TASK DETAILS - Return only these lines: the one that contains "Read this page and output its text content." and every line after it through the end of the listing, exactly, without pictures.

DATASET EXTRACT -
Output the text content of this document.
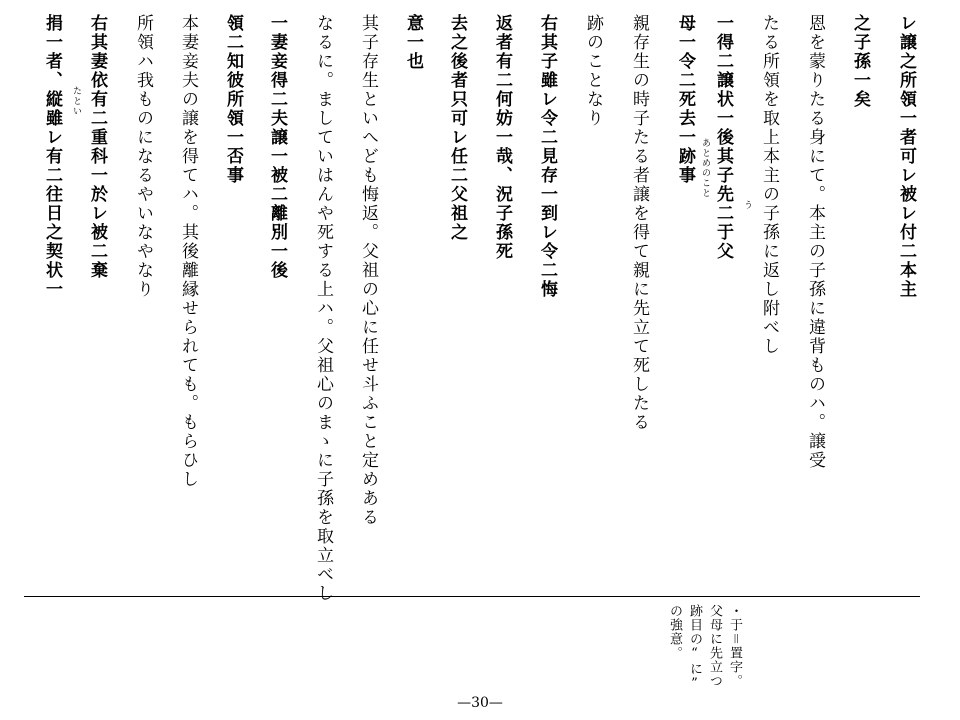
レ譲之所領一者可レ被レ付二本主
之子孫一矣
恩を蒙りたる身にて。本主の子孫に違背ものハ。譲受
たる所領を取上本主の子孫に返し附べし
一得二譲状一後其子先二于父
母一令二死去一跡事
親存生の時子たる者譲を得て親に先立て死したる
跡のことなり
右其子雖レ令二見存一到レ令二悔
返者有二何妨一哉、況子孫死
去之後者只可レ任二父祖之
意一也
其子存生といへども悔返。父祖の心に任せ斗ふこと定めある
なるに。ましていはんや死する上ハ。父祖心のまゝに子孫を取立べし
一妻妾得二夫譲一被二離別一後
領二知彼所領一否事
本妻妾夫の譲を得てハ。其後離縁せられても。もらひし
所領ハ我ものになるやいなやなり
右其妻依有二重科一於レ被二棄
捐一者、縦雖レ有二往日之契状一	う
あとめのこと
たとい
・于＝置字。
父母に先立つ
跡目の“に”
の強意。
—30—
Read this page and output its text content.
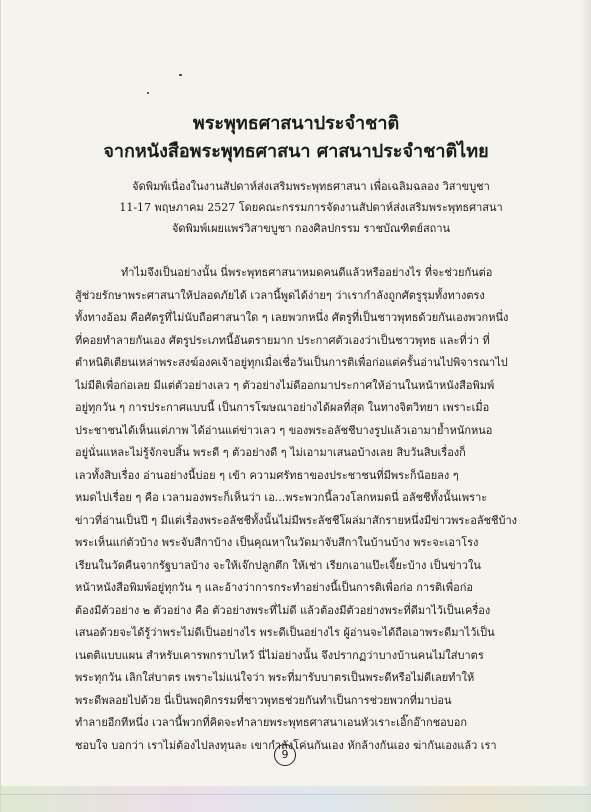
พระพุทธศาสนาประจำชาติ
จากหนังสือพระพุทธศาสนา ศาสนาประจำชาติไทย
จัดพิมพ์เนื่องในงานสัปดาห์ส่งเสริมพระพุทธศาสนา เพื่อเฉลิมฉลอง วิสาขบูชา
11-17 พฤษภาคม 2527 โดยคณะกรรมการจัดงานสัปดาห์ส่งเสริมพระพุทธศาสนา
จัดพิมพ์เผยแพร่วิสาขบูชา กองศิลปกรรม ราชบัณฑิตย์สถาน
ทำไมจึงเป็นอย่างนั้น นี่พระพุทธศาสนาหมดคนดีแล้วหรืออย่างไร ที่จะช่วยกันต่อ
สู้ช่วยรักษาพระศาสนาให้ปลอดภัยได้ เวลานี้พูดได้ง่ายๆ ว่าเรากำลังถูกศัตรูรุมทั้งทางตรง
ทั้งทางอ้อม คือศัตรูที่ไม่นับถือศาสนาใด ๆ เลยพวกหนึ่ง ศัตรูที่เป็นชาวพุทธด้วยกันเองพวกหนึ่ง
ที่คอยทำลายกันเอง ศัตรูประเภทนี้อันตรายมาก ประกาศตัวเองว่าเป็นชาวพุทธ และที่ว่า ที่
ตำหนิติเตียนเหล่าพระสงฆ์องคเจ้าอยู่ทุกเมื่อเชื่อวันเป็นการติเพื่อก่อแต่ครั้นอ่านไปพิจารณาไป
ไม่มีติเพื่อก่อเลย มีแต่ตัวอย่างเลว ๆ ตัวอย่างไม่ดีออกมาประกาศให้อ่านในหน้าหนังสือพิมพ์
อยู่ทุกวัน ๆ การประกาศแบบนี้ เป็นการโฆษณาอย่างได้ผลที่สุด ในทางจิตวิทยา เพราะเมื่อ
ประชาชนได้เห็นแต่ภาพ ได้อ่านแต่ข่าวเลว ๆ ของพระอลัชชีบางรูปแล้วเอามาย้ำหนักหนอ
อยู่นั่นแหละไม่รู้จักจบสิ้น พระดี ๆ ตัวอย่างดี ๆ ไม่เอามาเสนอบ้างเลย สิบวันสิบเรื่องก็
เลวทั้งสิบเรื่อง อ่านอย่างนี้บ่อย ๆ เข้า ความศรัทธาของประชาชนที่มีพระก็น้อยลง ๆ
หมดไปเรื่อย ๆ คือ เวลามองพระก็เห็นว่า เอ...พระพวกนี้ลวงโลกหมดนี่ อลัชชีทั้งนั้นเพราะ
ข่าวที่อ่านเป็นปี ๆ มีแต่เรื่องพระอลัชชีทั้งนั้นไม่มีพระลัชชีโผล่มาสักรายหนึ่งมีข่าวพระอลัชชีบ้าง
พระเห็นแก่ตัวบ้าง พระจับสีกาบ้าง เป็นคุณหาในวัดมาจับสีกาในบ้านบ้าง พระจะเอาโรง
เรียนในวัดคืนจากรัฐบาลบ้าง จะให้เจ๊กปลูกตึก ให้เช่า เรียกเอาแป๊ะเจี๊ยะบ้าง เป็นข่าวใน
หน้าหนังสือพิมพ์อยู่ทุกวัน ๆ และอ้างว่าการกระทำอย่างนี้เป็นการติเพื่อก่อ การติเพื่อก่อ
ต้องมีตัวอย่าง ๒ ตัวอย่าง คือ ตัวอย่างพระที่ไม่ดี แล้วต้องมีตัวอย่างพระที่ดีมาไว้เป็นเครื่อง
เสนอด้วยจะได้รู้ว่าพระไม่ดีเป็นอย่างไร พระดีเป็นอย่างไร ผู้อ่านจะได้ถือเอาพระดีมาไว้เป็น
เนตติแบบแผน สำหรับเคารพกราบไหว้ นี่ไม่อย่างนั้น จึงปรากฏว่าบางบ้านคนไม่ใส่บาตร
พระทุกวัน เลิกใส่บาตร เพราะไม่แน่ใจว่า พระที่มารับบาตรเป็นพระดีหรือไม่ดีเลยทำให้
พระดีพลอยไปด้วย นี่เป็นพฤติกรรมที่ชาวพุทธช่วยกันทำเป็นการช่วยพวกที่มาบ่อน
ทำลายอีกทีหนึ่ง เวลานี้พวกที่คิดจะทำลายพระพุทธศาสนาเอนหัวเราะเอิ๊กอ๊ากชอบอก
ชอบใจ บอกว่า เราไม่ต้องไปลงทุนละ เขากำลังโค่นกันเอง หักล้างกันเอง ฆ่ากันเองแล้ว เรา
9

EXERCISE RESULT -
Read this page and output its text content.
พระพุทธศาสนาประจำชาติ
จากหนังสือพระพุทธศาสนา ศาสนาประจำชาติไทย
จัดพิมพ์เนื่องในงานสัปดาห์ส่งเสริมพระพุทธศาสนา เพื่อเฉลิมฉลอง วิสาขบูชา
11-17 พฤษภาคม 2527 โดยคณะกรรมการจัดงานสัปดาห์ส่งเสริมพระพุทธศาสนา
จัดพิมพ์เผยแพร่วิสาขบูชา กองศิลปกรรม ราชบัณฑิตย์สถาน
ทำไมจึงเป็นอย่างนั้น นี่พระพุทธศาสนาหมดคนดีแล้วหรืออย่างไร ที่จะช่วยกันต่อ
สู้ช่วยรักษาพระศาสนาให้ปลอดภัยได้ เวลานี้พูดได้ง่ายๆ ว่าเรากำลังถูกศัตรูรุมทั้งทางตรง
ทั้งทางอ้อม คือศัตรูที่ไม่นับถือศาสนาใด ๆ เลยพวกหนึ่ง ศัตรูที่เป็นชาวพุทธด้วยกันเองพวกหนึ่ง
ที่คอยทำลายกันเอง ศัตรูประเภทนี้อันตรายมาก ประกาศตัวเองว่าเป็นชาวพุทธ และที่ว่า ที่
ตำหนิติเตียนเหล่าพระสงฆ์องคเจ้าอยู่ทุกเมื่อเชื่อวันเป็นการติเพื่อก่อแต่ครั้นอ่านไปพิจารณาไป
ไม่มีติเพื่อก่อเลย มีแต่ตัวอย่างเลว ๆ ตัวอย่างไม่ดีออกมาประกาศให้อ่านในหน้าหนังสือพิมพ์
อยู่ทุกวัน ๆ การประกาศแบบนี้ เป็นการโฆษณาอย่างได้ผลที่สุด ในทางจิตวิทยา เพราะเมื่อ
ประชาชนได้เห็นแต่ภาพ ได้อ่านแต่ข่าวเลว ๆ ของพระอลัชชีบางรูปแล้วเอามาย้ำหนักหนอ
อยู่นั่นแหละไม่รู้จักจบสิ้น พระดี ๆ ตัวอย่างดี ๆ ไม่เอามาเสนอบ้างเลย สิบวันสิบเรื่องก็
เลวทั้งสิบเรื่อง อ่านอย่างนี้บ่อย ๆ เข้า ความศรัทธาของประชาชนที่มีพระก็น้อยลง ๆ
หมดไปเรื่อย ๆ คือ เวลามองพระก็เห็นว่า เอ...พระพวกนี้ลวงโลกหมดนี่ อลัชชีทั้งนั้นเพราะ
ข่าวที่อ่านเป็นปี ๆ มีแต่เรื่องพระอลัชชีทั้งนั้นไม่มีพระลัชชีโผล่มาสักรายหนึ่งมีข่าวพระอลัชชีบ้าง
พระเห็นแก่ตัวบ้าง พระจับสีกาบ้าง เป็นคุณหาในวัดมาจับสีกาในบ้านบ้าง พระจะเอาโรง
เรียนในวัดคืนจากรัฐบาลบ้าง จะให้เจ๊กปลูกตึก ให้เช่า เรียกเอาแป๊ะเจี๊ยะบ้าง เป็นข่าวใน
หน้าหนังสือพิมพ์อยู่ทุกวัน ๆ และอ้างว่าการกระทำอย่างนี้เป็นการติเพื่อก่อ การติเพื่อก่อ
ต้องมีตัวอย่าง ๒ ตัวอย่าง คือ ตัวอย่างพระที่ไม่ดี แล้วต้องมีตัวอย่างพระที่ดีมาไว้เป็นเครื่อง
เสนอด้วยจะได้รู้ว่าพระไม่ดีเป็นอย่างไร พระดีเป็นอย่างไร ผู้อ่านจะได้ถือเอาพระดีมาไว้เป็น
เนตติแบบแผน สำหรับเคารพกราบไหว้ นี่ไม่อย่างนั้น จึงปรากฏว่าบางบ้านคนไม่ใส่บาตร
พระทุกวัน เลิกใส่บาตร เพราะไม่แน่ใจว่า พระที่มารับบาตรเป็นพระดีหรือไม่ดีเลยทำให้
พระดีพลอยไปด้วย นี่เป็นพฤติกรรมที่ชาวพุทธช่วยกันทำเป็นการช่วยพวกที่มาบ่อน
ทำลายอีกทีหนึ่ง เวลานี้พวกที่คิดจะทำลายพระพุทธศาสนาเอนหัวเราะเอิ๊กอ๊ากชอบอก
ชอบใจ บอกว่า เราไม่ต้องไปลงทุนละ เขากำลังโค่นกันเอง หักล้างกันเอง ฆ่ากันเองแล้ว เรา
9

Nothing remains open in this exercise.